* _PROBLEM DESCRIPTION_: Find every line in the records below that holds the word "type" and copy it.

— BEGIN TASK DATA —

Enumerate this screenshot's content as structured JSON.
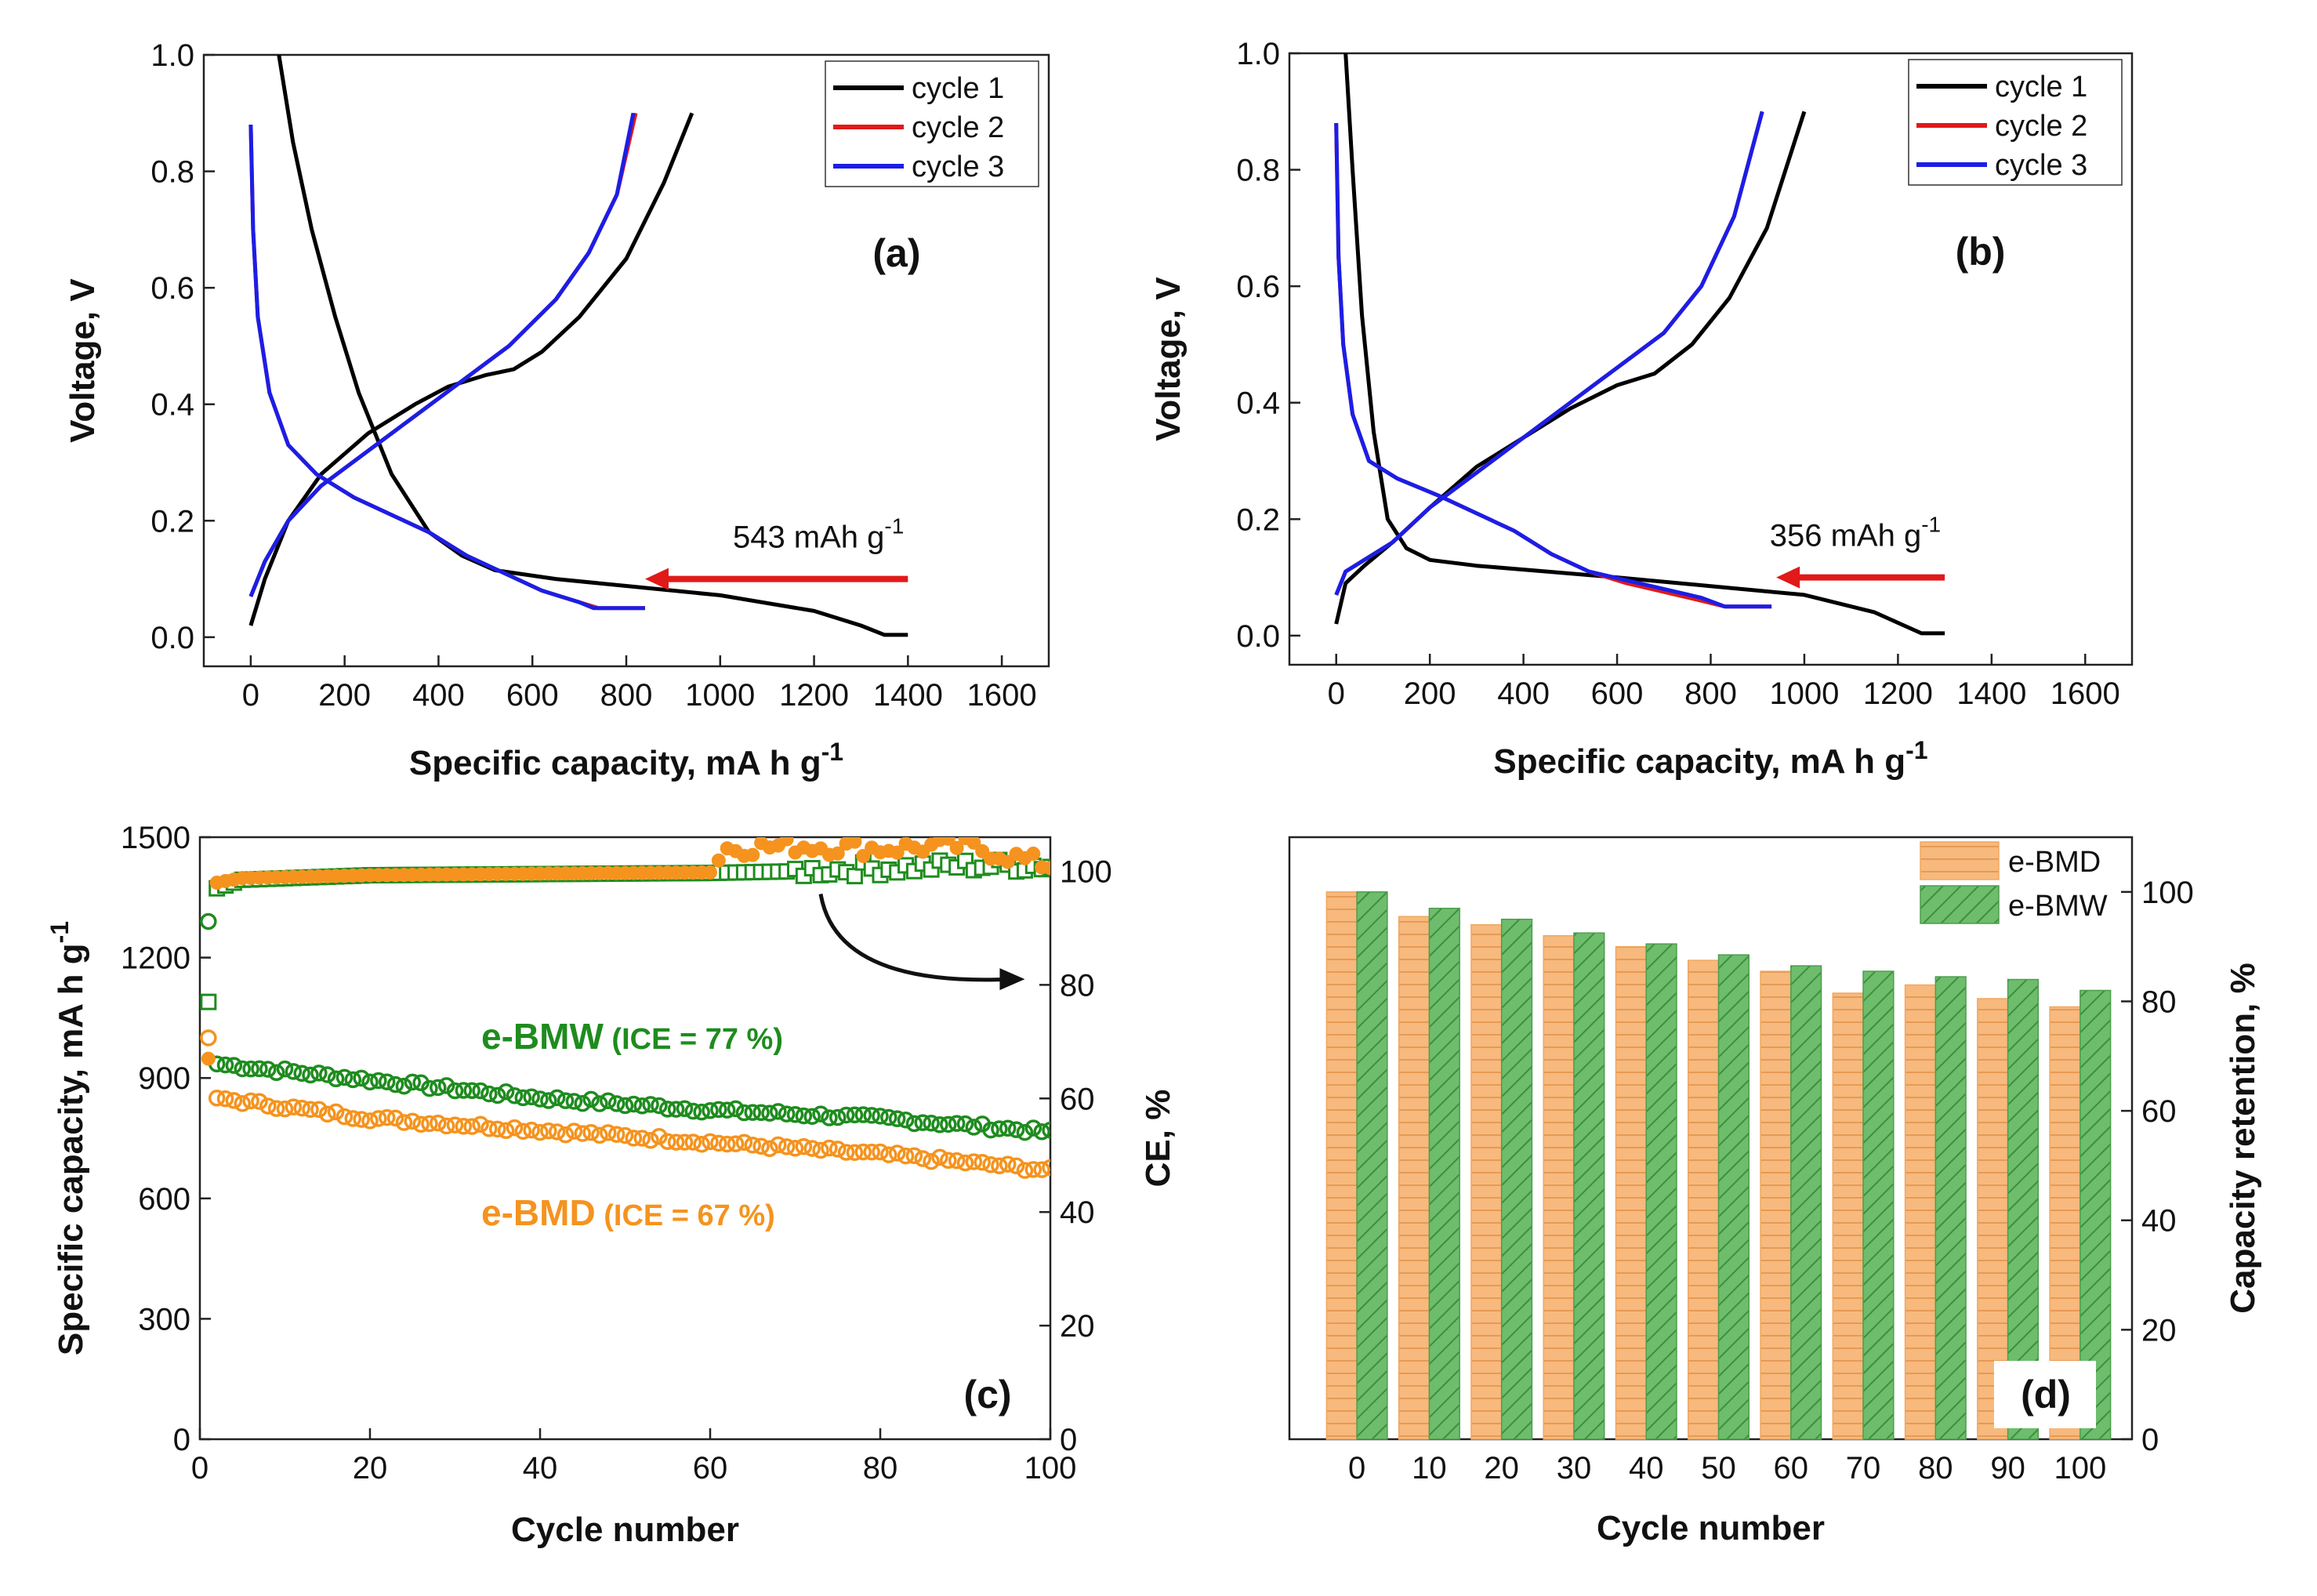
{
  "chart_data": [
    {
      "id": "a",
      "type": "line",
      "panel_label": "(a)",
      "xlabel": "Specific capacity, mA h g",
      "xlabel_sup": "-1",
      "ylabel": "Voltage, V",
      "xlim": [
        -100,
        1700
      ],
      "ylim": [
        -0.05,
        1.0
      ],
      "xticks": [
        0,
        200,
        400,
        600,
        800,
        1000,
        1200,
        1400,
        1600
      ],
      "yticks": [
        0.0,
        0.2,
        0.4,
        0.6,
        0.8,
        1.0
      ],
      "annotation": {
        "text": "543 mAh g",
        "sup": "-1",
        "arrow_from": [
          1400,
          0.1
        ],
        "arrow_to": [
          840,
          0.1
        ],
        "color": "#e11919"
      },
      "legend": {
        "position": "top-right",
        "entries": [
          "cycle 1",
          "cycle 2",
          "cycle 3"
        ]
      },
      "series": [
        {
          "name": "cycle 1 discharge",
          "legend": "cycle 1",
          "color": "#000000",
          "x": [
            60,
            90,
            130,
            180,
            230,
            300,
            380,
            450,
            520,
            650,
            800,
            1000,
            1200,
            1300,
            1350,
            1400
          ],
          "y": [
            1.0,
            0.85,
            0.7,
            0.55,
            0.42,
            0.28,
            0.18,
            0.14,
            0.115,
            0.1,
            0.088,
            0.072,
            0.045,
            0.02,
            0.004,
            0.004
          ]
        },
        {
          "name": "cycle 1 charge",
          "legend": "cycle 1",
          "color": "#000000",
          "x": [
            0,
            30,
            80,
            150,
            250,
            350,
            420,
            500,
            560,
            620,
            700,
            800,
            880,
            940
          ],
          "y": [
            0.02,
            0.1,
            0.2,
            0.28,
            0.35,
            0.4,
            0.43,
            0.45,
            0.46,
            0.49,
            0.55,
            0.65,
            0.78,
            0.9
          ]
        },
        {
          "name": "cycle 2 discharge",
          "legend": "cycle 2",
          "color": "#e11919",
          "x": [
            0,
            5,
            15,
            40,
            80,
            140,
            220,
            300,
            380,
            460,
            540,
            620,
            700,
            740,
            840
          ],
          "y": [
            0.88,
            0.7,
            0.55,
            0.42,
            0.33,
            0.28,
            0.24,
            0.21,
            0.18,
            0.14,
            0.11,
            0.08,
            0.06,
            0.05,
            0.05
          ]
        },
        {
          "name": "cycle 2 charge",
          "legend": "cycle 2",
          "color": "#e11919",
          "x": [
            0,
            30,
            80,
            150,
            250,
            350,
            450,
            550,
            650,
            720,
            780,
            820
          ],
          "y": [
            0.07,
            0.13,
            0.2,
            0.26,
            0.32,
            0.38,
            0.44,
            0.5,
            0.58,
            0.66,
            0.76,
            0.9
          ]
        },
        {
          "name": "cycle 3 discharge",
          "legend": "cycle 3",
          "color": "#1b1ee6",
          "x": [
            0,
            5,
            15,
            40,
            80,
            140,
            220,
            300,
            380,
            460,
            540,
            620,
            700,
            730,
            840
          ],
          "y": [
            0.88,
            0.7,
            0.55,
            0.42,
            0.33,
            0.28,
            0.24,
            0.21,
            0.18,
            0.14,
            0.11,
            0.08,
            0.06,
            0.05,
            0.05
          ]
        },
        {
          "name": "cycle 3 charge",
          "legend": "cycle 3",
          "color": "#1b1ee6",
          "x": [
            0,
            30,
            80,
            150,
            250,
            350,
            450,
            550,
            650,
            720,
            780,
            815
          ],
          "y": [
            0.07,
            0.13,
            0.2,
            0.26,
            0.32,
            0.38,
            0.44,
            0.5,
            0.58,
            0.66,
            0.76,
            0.9
          ]
        }
      ]
    },
    {
      "id": "b",
      "type": "line",
      "panel_label": "(b)",
      "xlabel": "Specific capacity, mA h g",
      "xlabel_sup": "-1",
      "ylabel": "Voltage, V",
      "xlim": [
        -100,
        1700
      ],
      "ylim": [
        -0.05,
        1.0
      ],
      "xticks": [
        0,
        200,
        400,
        600,
        800,
        1000,
        1200,
        1400,
        1600
      ],
      "yticks": [
        0.0,
        0.2,
        0.4,
        0.6,
        0.8,
        1.0
      ],
      "annotation": {
        "text": "356 mAh g",
        "sup": "-1",
        "arrow_from": [
          1300,
          0.1
        ],
        "arrow_to": [
          940,
          0.1
        ],
        "color": "#e11919"
      },
      "legend": {
        "position": "top-right",
        "entries": [
          "cycle 1",
          "cycle 2",
          "cycle 3"
        ]
      },
      "series": [
        {
          "name": "cycle 1 discharge",
          "legend": "cycle 1",
          "color": "#000000",
          "x": [
            20,
            35,
            55,
            80,
            110,
            150,
            200,
            300,
            450,
            600,
            800,
            1000,
            1150,
            1250,
            1300
          ],
          "y": [
            1.0,
            0.8,
            0.55,
            0.35,
            0.2,
            0.15,
            0.13,
            0.12,
            0.11,
            0.1,
            0.085,
            0.07,
            0.04,
            0.004,
            0.004
          ]
        },
        {
          "name": "cycle 1 charge",
          "legend": "cycle 1",
          "color": "#000000",
          "x": [
            0,
            20,
            60,
            120,
            200,
            300,
            400,
            500,
            600,
            680,
            760,
            840,
            920,
            1000
          ],
          "y": [
            0.02,
            0.09,
            0.12,
            0.16,
            0.22,
            0.29,
            0.34,
            0.39,
            0.43,
            0.45,
            0.5,
            0.58,
            0.7,
            0.9
          ]
        },
        {
          "name": "cycle 2 discharge",
          "legend": "cycle 2",
          "color": "#e11919",
          "x": [
            0,
            5,
            15,
            35,
            70,
            130,
            220,
            300,
            380,
            460,
            540,
            620,
            700,
            780,
            830,
            930
          ],
          "y": [
            0.88,
            0.65,
            0.5,
            0.38,
            0.3,
            0.27,
            0.24,
            0.21,
            0.18,
            0.14,
            0.11,
            0.09,
            0.075,
            0.06,
            0.05,
            0.05
          ]
        },
        {
          "name": "cycle 2 charge",
          "legend": "cycle 2",
          "color": "#e11919",
          "x": [
            0,
            20,
            60,
            120,
            200,
            300,
            400,
            500,
            600,
            700,
            780,
            850,
            910
          ],
          "y": [
            0.07,
            0.11,
            0.13,
            0.16,
            0.22,
            0.28,
            0.34,
            0.4,
            0.46,
            0.52,
            0.6,
            0.72,
            0.9
          ]
        },
        {
          "name": "cycle 3 discharge",
          "legend": "cycle 3",
          "color": "#1b1ee6",
          "x": [
            0,
            5,
            15,
            35,
            70,
            130,
            220,
            300,
            380,
            460,
            540,
            620,
            700,
            780,
            830,
            930
          ],
          "y": [
            0.88,
            0.65,
            0.5,
            0.38,
            0.3,
            0.27,
            0.24,
            0.21,
            0.18,
            0.14,
            0.11,
            0.095,
            0.08,
            0.065,
            0.05,
            0.05
          ]
        },
        {
          "name": "cycle 3 charge",
          "legend": "cycle 3",
          "color": "#1b1ee6",
          "x": [
            0,
            20,
            60,
            120,
            200,
            300,
            400,
            500,
            600,
            700,
            780,
            850,
            910
          ],
          "y": [
            0.07,
            0.11,
            0.13,
            0.16,
            0.22,
            0.28,
            0.34,
            0.4,
            0.46,
            0.52,
            0.6,
            0.72,
            0.9
          ]
        }
      ]
    },
    {
      "id": "c",
      "type": "scatter",
      "panel_label": "(c)",
      "xlabel": "Cycle number",
      "ylabel": "Specific capacity, mA h g",
      "ylabel_sup": "-1",
      "y2label": "CE, %",
      "xlim": [
        0,
        100
      ],
      "ylim": [
        0,
        1500
      ],
      "y2lim": [
        0,
        106
      ],
      "xticks": [
        0,
        20,
        40,
        60,
        80,
        100
      ],
      "yticks": [
        0,
        300,
        600,
        900,
        1200,
        1500
      ],
      "y2ticks": [
        0,
        20,
        40,
        60,
        80,
        100
      ],
      "labels": [
        {
          "series": "e-BMW",
          "text": "e-BMW",
          "extra": " (ICE = 77 %)",
          "color": "#1e8c1e"
        },
        {
          "series": "e-BMD",
          "text": "e-BMD",
          "extra": " (ICE = 67 %)",
          "color": "#f5931e"
        }
      ],
      "curved_arrow": {
        "from": [
          73,
          96
        ],
        "to": [
          97,
          81
        ],
        "axis": "y2"
      },
      "series": [
        {
          "name": "e-BMW",
          "kind": "capacity",
          "color": "#1e8c1e",
          "x": [
            1,
            2,
            20,
            40,
            60,
            80,
            100
          ],
          "y": [
            1290,
            935,
            895,
            850,
            820,
            800,
            765
          ]
        },
        {
          "name": "e-BMD",
          "kind": "capacity",
          "color": "#f5931e",
          "x": [
            1,
            2,
            20,
            40,
            60,
            80,
            100
          ],
          "y": [
            1000,
            850,
            800,
            770,
            740,
            710,
            670
          ]
        },
        {
          "name": "e-BMW CE",
          "kind": "ce",
          "color": "#1e8c1e",
          "x": [
            1,
            2,
            5,
            20,
            40,
            60,
            70,
            80,
            90,
            100
          ],
          "y": [
            77,
            97,
            98.5,
            99.3,
            99.5,
            99.7,
            100,
            100.5,
            101,
            101
          ]
        },
        {
          "name": "e-BMD CE",
          "kind": "ce",
          "color": "#f5931e",
          "x": [
            1,
            2,
            5,
            20,
            40,
            60,
            62,
            70,
            80,
            90,
            100
          ],
          "y": [
            67,
            98,
            98.8,
            99.3,
            99.6,
            99.8,
            104,
            104.5,
            104,
            104.5,
            101
          ]
        }
      ]
    },
    {
      "id": "d",
      "type": "bar",
      "panel_label": "(d)",
      "xlabel": "Cycle number",
      "y2label": "Capacity retention, %",
      "categories": [
        "0",
        "10",
        "20",
        "30",
        "40",
        "50",
        "60",
        "70",
        "80",
        "90",
        "100"
      ],
      "ylim": [
        0,
        110
      ],
      "y2ticks": [
        0,
        20,
        40,
        60,
        80,
        100
      ],
      "legend": {
        "position": "top-right",
        "entries": [
          "e-BMD",
          "e-BMW"
        ]
      },
      "series": [
        {
          "name": "e-BMD",
          "color": "#f7b97d",
          "hatch": "horizontal",
          "values": [
            100,
            95.5,
            94,
            92,
            90,
            87.5,
            85.5,
            81.5,
            83,
            80.5,
            79
          ]
        },
        {
          "name": "e-BMW",
          "color": "#6dbd6d",
          "hatch": "diagonal",
          "values": [
            100,
            97,
            95,
            92.5,
            90.5,
            88.5,
            86.5,
            85.5,
            84.5,
            84,
            82
          ]
        }
      ]
    }
  ]
}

— END TASK DATA —

* _SOLUTION_:
      "type": "line",
      "type": "line",
      "type": "scatter",
      "type": "bar",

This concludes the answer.